Exclude the pictures and retype the entries as written.

Begin

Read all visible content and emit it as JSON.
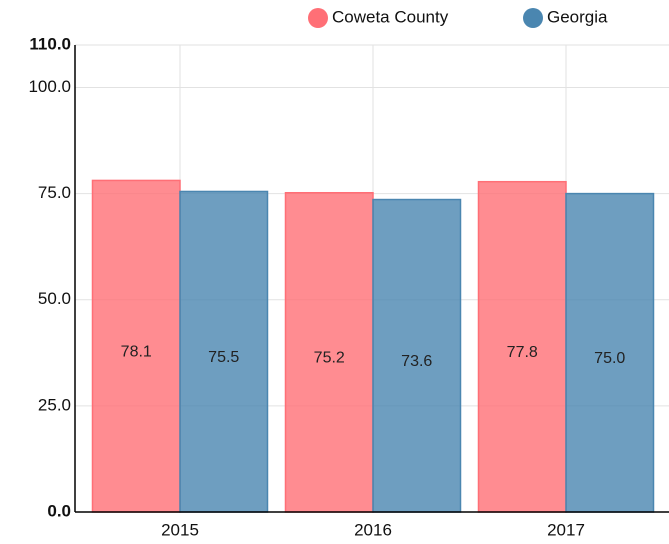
{
  "chart_data": {
    "type": "bar",
    "categories": [
      "2015",
      "2016",
      "2017"
    ],
    "series": [
      {
        "name": "Coweta County",
        "color": "#ff6f76",
        "values": [
          78.1,
          75.2,
          77.8
        ],
        "value_labels": [
          "78.1",
          "75.2",
          "77.8"
        ]
      },
      {
        "name": "Georgia",
        "color": "#4a86b0",
        "values": [
          75.5,
          73.6,
          75.0
        ],
        "value_labels": [
          "75.5",
          "73.6",
          "75.0"
        ]
      }
    ],
    "ylim": [
      0,
      110
    ],
    "yticks": [
      {
        "value": 0,
        "label": "0.0"
      },
      {
        "value": 25,
        "label": "25.0"
      },
      {
        "value": 50,
        "label": "50.0"
      },
      {
        "value": 75,
        "label": "75.0"
      },
      {
        "value": 100,
        "label": "100.0"
      },
      {
        "value": 110,
        "label": "110.0"
      }
    ],
    "grid": true,
    "legend": "top"
  }
}
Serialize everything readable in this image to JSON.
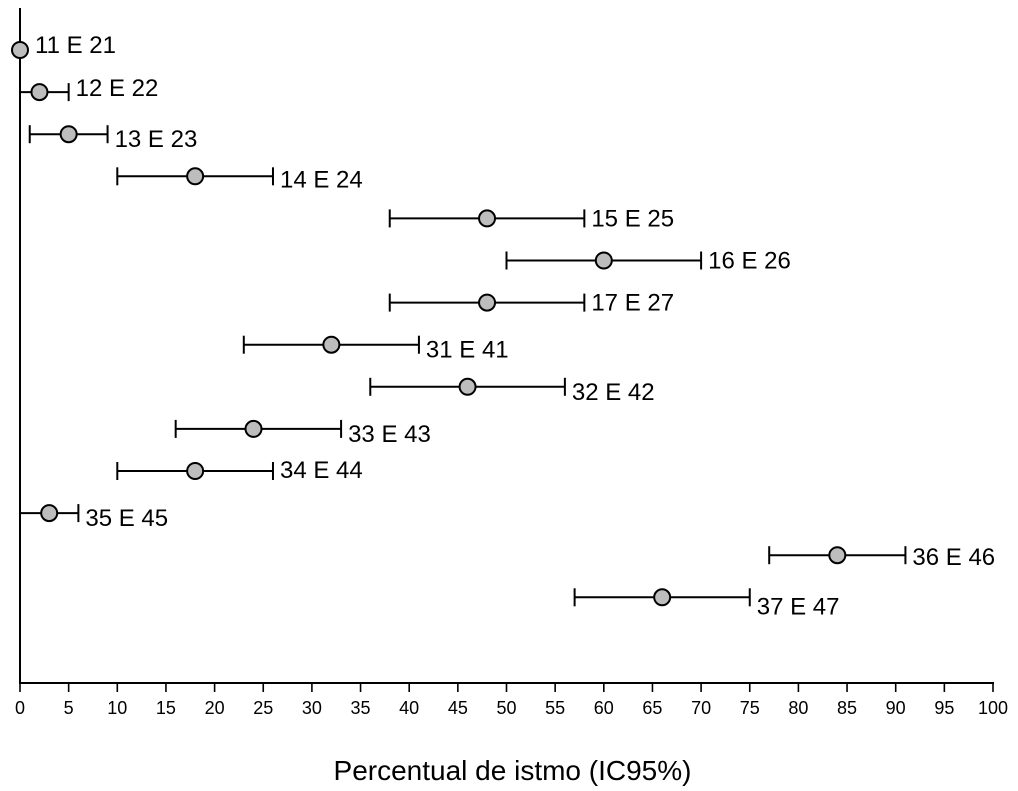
{
  "chart_data": {
    "type": "scatter",
    "title": "",
    "xlabel": "Percentual de istmo (IC95%)",
    "ylabel": "",
    "xlim": [
      0,
      100
    ],
    "xticks": [
      0,
      5,
      10,
      15,
      20,
      25,
      30,
      35,
      40,
      45,
      50,
      55,
      60,
      65,
      70,
      75,
      80,
      85,
      90,
      95,
      100
    ],
    "grid": false,
    "legend": "none",
    "point_color": "#bdbdbd",
    "line_color": "#000000",
    "series": [
      {
        "points": [
          {
            "label": "11 E 21",
            "value": 0,
            "ci_low": 0,
            "ci_high": 0
          },
          {
            "label": "12 E 22",
            "value": 2,
            "ci_low": 0,
            "ci_high": 5
          },
          {
            "label": "13 E 23",
            "value": 5,
            "ci_low": 1,
            "ci_high": 9
          },
          {
            "label": "14 E 24",
            "value": 18,
            "ci_low": 10,
            "ci_high": 26
          },
          {
            "label": "15 E 25",
            "value": 48,
            "ci_low": 38,
            "ci_high": 58
          },
          {
            "label": "16 E 26",
            "value": 60,
            "ci_low": 50,
            "ci_high": 70
          },
          {
            "label": "17 E 27",
            "value": 48,
            "ci_low": 38,
            "ci_high": 58
          },
          {
            "label": "31 E 41",
            "value": 32,
            "ci_low": 23,
            "ci_high": 41
          },
          {
            "label": "32 E 42",
            "value": 46,
            "ci_low": 36,
            "ci_high": 56
          },
          {
            "label": "33 E 43",
            "value": 24,
            "ci_low": 16,
            "ci_high": 33
          },
          {
            "label": "34 E 44",
            "value": 18,
            "ci_low": 10,
            "ci_high": 26
          },
          {
            "label": "35 E 45",
            "value": 3,
            "ci_low": 0,
            "ci_high": 6
          },
          {
            "label": "36 E 46",
            "value": 84,
            "ci_low": 77,
            "ci_high": 91
          },
          {
            "label": "37 E 47",
            "value": 66,
            "ci_low": 57,
            "ci_high": 75
          }
        ]
      }
    ]
  }
}
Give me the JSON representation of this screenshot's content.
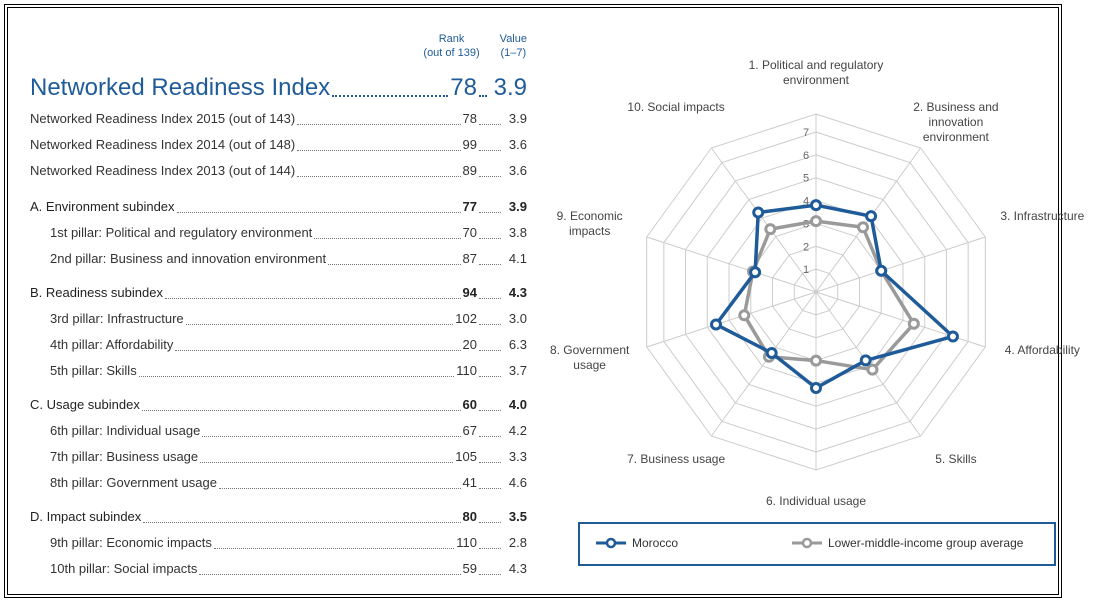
{
  "table": {
    "header_rank": "Rank",
    "header_rank_sub": "(out of 139)",
    "header_value": "Value",
    "header_value_sub": "(1–7)",
    "main": {
      "label": "Networked Readiness Index",
      "rank": 78,
      "value": "3.9"
    },
    "history": [
      {
        "label": "Networked Readiness Index 2015 (out of 143)",
        "rank": 78,
        "value": "3.9"
      },
      {
        "label": "Networked Readiness Index 2014 (out of 148)",
        "rank": 99,
        "value": "3.6"
      },
      {
        "label": "Networked Readiness Index 2013 (out of 144)",
        "rank": 89,
        "value": "3.6"
      }
    ],
    "subindexes": [
      {
        "label": "A. Environment subindex",
        "rank": 77,
        "value": "3.9",
        "pillars": [
          {
            "label": "1st pillar: Political and regulatory environment",
            "rank": 70,
            "value": "3.8"
          },
          {
            "label": "2nd pillar: Business and innovation environment",
            "rank": 87,
            "value": "4.1"
          }
        ]
      },
      {
        "label": "B. Readiness subindex",
        "rank": 94,
        "value": "4.3",
        "pillars": [
          {
            "label": "3rd pillar: Infrastructure",
            "rank": 102,
            "value": "3.0"
          },
          {
            "label": "4th pillar: Affordability",
            "rank": 20,
            "value": "6.3"
          },
          {
            "label": "5th pillar: Skills",
            "rank": 110,
            "value": "3.7"
          }
        ]
      },
      {
        "label": "C. Usage subindex",
        "rank": 60,
        "value": "4.0",
        "pillars": [
          {
            "label": "6th pillar: Individual usage",
            "rank": 67,
            "value": "4.2"
          },
          {
            "label": "7th pillar: Business usage",
            "rank": 105,
            "value": "3.3"
          },
          {
            "label": "8th pillar: Government usage",
            "rank": 41,
            "value": "4.6"
          }
        ]
      },
      {
        "label": "D. Impact subindex",
        "rank": 80,
        "value": "3.5",
        "pillars": [
          {
            "label": "9th pillar: Economic impacts",
            "rank": 110,
            "value": "2.8"
          },
          {
            "label": "10th pillar: Social impacts",
            "rank": 59,
            "value": "4.3"
          }
        ]
      }
    ]
  },
  "chart_data": {
    "type": "radar",
    "categories": [
      "1. Political and regulatory environment",
      "2. Business and innovation environment",
      "3. Infrastructure",
      "4. Affordability",
      "5. Skills",
      "6. Individual usage",
      "7. Business usage",
      "8. Government usage",
      "9. Economic impacts",
      "10. Social impacts"
    ],
    "series": [
      {
        "name": "Morocco",
        "color": "#1f5b99",
        "values": [
          3.8,
          4.1,
          3.0,
          6.3,
          3.7,
          4.2,
          3.3,
          4.6,
          2.8,
          4.3
        ]
      },
      {
        "name": "Lower-middle-income group average",
        "color": "#9a9a9a",
        "values": [
          3.1,
          3.5,
          3.0,
          4.5,
          4.2,
          3.0,
          3.5,
          3.3,
          2.9,
          3.4
        ]
      }
    ],
    "ylim": [
      0,
      7
    ],
    "yticks": [
      1,
      2,
      3,
      4,
      5,
      6,
      7
    ],
    "grid": true,
    "legend": "bottom"
  }
}
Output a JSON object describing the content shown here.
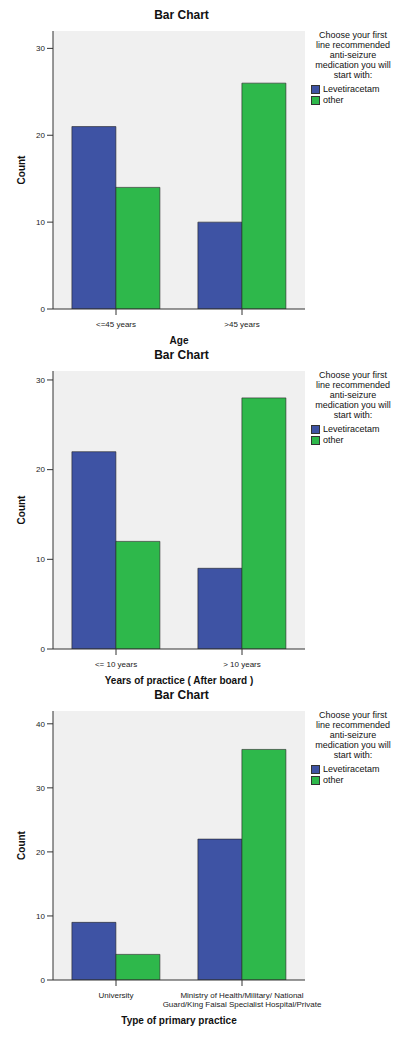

End

== Result of the exercise ==
Read all visible content and emit it as JSON.
{
  "chart_data": {
    "type": "bar",
    "categories": [
      "2015",
      "2016",
      "2017"
    ],
    "series": [
      {
        "name": "Coweta County",
        "color": "#ff6f76",
        "values": [
          78.1,
          75.2,
          77.8
        ],
        "value_labels": [
          "78.1",
          "75.2",
          "77.8"
        ]
      },
      {
        "name": "Georgia",
        "color": "#4a86b0",
        "values": [
          75.5,
          73.6,
          75.0
        ],
        "value_labels": [
          "75.5",
          "73.6",
          "75.0"
        ]
      }
    ],
    "ylim": [
      0,
      110
    ],
    "yticks": [
      {
        "value": 0,
        "label": "0.0"
      },
      {
        "value": 25,
        "label": "25.0"
      },
      {
        "value": 50,
        "label": "50.0"
      },
      {
        "value": 75,
        "label": "75.0"
      },
      {
        "value": 100,
        "label": "100.0"
      },
      {
        "value": 110,
        "label": "110.0"
      }
    ],
    "grid": true,
    "legend": "top"
  }
}
Serialize everything readable in this image to JSON.
{
  "chart_data": {
    "type": "scatter",
    "title": "",
    "xlabel": "Percentual de istmo (IC95%)",
    "ylabel": "",
    "xlim": [
      0,
      100
    ],
    "xticks": [
      0,
      5,
      10,
      15,
      20,
      25,
      30,
      35,
      40,
      45,
      50,
      55,
      60,
      65,
      70,
      75,
      80,
      85,
      90,
      95,
      100
    ],
    "grid": false,
    "legend": "none",
    "point_color": "#bdbdbd",
    "line_color": "#000000",
    "series": [
      {
        "points": [
          {
            "label": "11 E 21",
            "value": 0,
            "ci_low": 0,
            "ci_high": 0
          },
          {
            "label": "12 E 22",
            "value": 2,
            "ci_low": 0,
            "ci_high": 5
          },
          {
            "label": "13 E 23",
            "value": 5,
            "ci_low": 1,
            "ci_high": 9
          },
          {
            "label": "14 E 24",
            "value": 18,
            "ci_low": 10,
            "ci_high": 26
          },
          {
            "label": "15 E 25",
            "value": 48,
            "ci_low": 38,
            "ci_high": 58
          },
          {
            "label": "16 E 26",
            "value": 60,
            "ci_low": 50,
            "ci_high": 70
          },
          {
            "label": "17 E 27",
            "value": 48,
            "ci_low": 38,
            "ci_high": 58
          },
          {
            "label": "31 E 41",
            "value": 32,
            "ci_low": 23,
            "ci_high": 41
          },
          {
            "label": "32 E 42",
            "value": 46,
            "ci_low": 36,
            "ci_high": 56
          },
          {
            "label": "33 E 43",
            "value": 24,
            "ci_low": 16,
            "ci_high": 33
          },
          {
            "label": "34 E 44",
            "value": 18,
            "ci_low": 10,
            "ci_high": 26
          },
          {
            "label": "35 E 45",
            "value": 3,
            "ci_low": 0,
            "ci_high": 6
          },
          {
            "label": "36 E 46",
            "value": 84,
            "ci_low": 77,
            "ci_high": 91
          },
          {
            "label": "37 E 47",
            "value": 66,
            "ci_low": 57,
            "ci_high": 75
          }
        ]
      }
    ]
  }
}
Give me the JSON representation of this screenshot's content.
{
  "table": {
    "header_rank": "Rank",
    "header_rank_sub": "(out of 139)",
    "header_value": "Value",
    "header_value_sub": "(1–7)",
    "main": {
      "label": "Networked Readiness Index",
      "rank": 78,
      "value": "3.9"
    },
    "history": [
      {
        "label": "Networked Readiness Index 2015 (out of 143)",
        "rank": 78,
        "value": "3.9"
      },
      {
        "label": "Networked Readiness Index 2014 (out of 148)",
        "rank": 99,
        "value": "3.6"
      },
      {
        "label": "Networked Readiness Index 2013 (out of 144)",
        "rank": 89,
        "value": "3.6"
      }
    ],
    "subindexes": [
      {
        "label": "A. Environment subindex",
        "rank": 77,
        "value": "3.9",
        "pillars": [
          {
            "label": "1st pillar: Political and regulatory environment",
            "rank": 70,
            "value": "3.8"
          },
          {
            "label": "2nd pillar: Business and innovation environment",
            "rank": 87,
            "value": "4.1"
          }
        ]
      },
      {
        "label": "B. Readiness subindex",
        "rank": 94,
        "value": "4.3",
        "pillars": [
          {
            "label": "3rd pillar: Infrastructure",
            "rank": 102,
            "value": "3.0"
          },
          {
            "label": "4th pillar: Affordability",
            "rank": 20,
            "value": "6.3"
          },
          {
            "label": "5th pillar: Skills",
            "rank": 110,
            "value": "3.7"
          }
        ]
      },
      {
        "label": "C. Usage subindex",
        "rank": 60,
        "value": "4.0",
        "pillars": [
          {
            "label": "6th pillar: Individual usage",
            "rank": 67,
            "value": "4.2"
          },
          {
            "label": "7th pillar: Business usage",
            "rank": 105,
            "value": "3.3"
          },
          {
            "label": "8th pillar: Government usage",
            "rank": 41,
            "value": "4.6"
          }
        ]
      },
      {
        "label": "D. Impact subindex",
        "rank": 80,
        "value": "3.5",
        "pillars": [
          {
            "label": "9th pillar: Economic impacts",
            "rank": 110,
            "value": "2.8"
          },
          {
            "label": "10th pillar: Social impacts",
            "rank": 59,
            "value": "4.3"
          }
        ]
      }
    ]
  },
  "chart_data": {
    "type": "radar",
    "categories": [
      "1. Political and regulatory environment",
      "2. Business and innovation environment",
      "3. Infrastructure",
      "4. Affordability",
      "5. Skills",
      "6. Individual usage",
      "7. Business usage",
      "8. Government usage",
      "9. Economic impacts",
      "10. Social impacts"
    ],
    "series": [
      {
        "name": "Morocco",
        "color": "#1f5b99",
        "values": [
          3.8,
          4.1,
          3.0,
          6.3,
          3.7,
          4.2,
          3.3,
          4.6,
          2.8,
          4.3
        ]
      },
      {
        "name": "Lower-middle-income group average",
        "color": "#9a9a9a",
        "values": [
          3.1,
          3.5,
          3.0,
          4.5,
          4.2,
          3.0,
          3.5,
          3.3,
          2.9,
          3.4
        ]
      }
    ],
    "ylim": [
      0,
      7
    ],
    "yticks": [
      1,
      2,
      3,
      4,
      5,
      6,
      7
    ],
    "grid": true,
    "legend": "bottom"
  }
}
Output a JSON object describing the content shown here.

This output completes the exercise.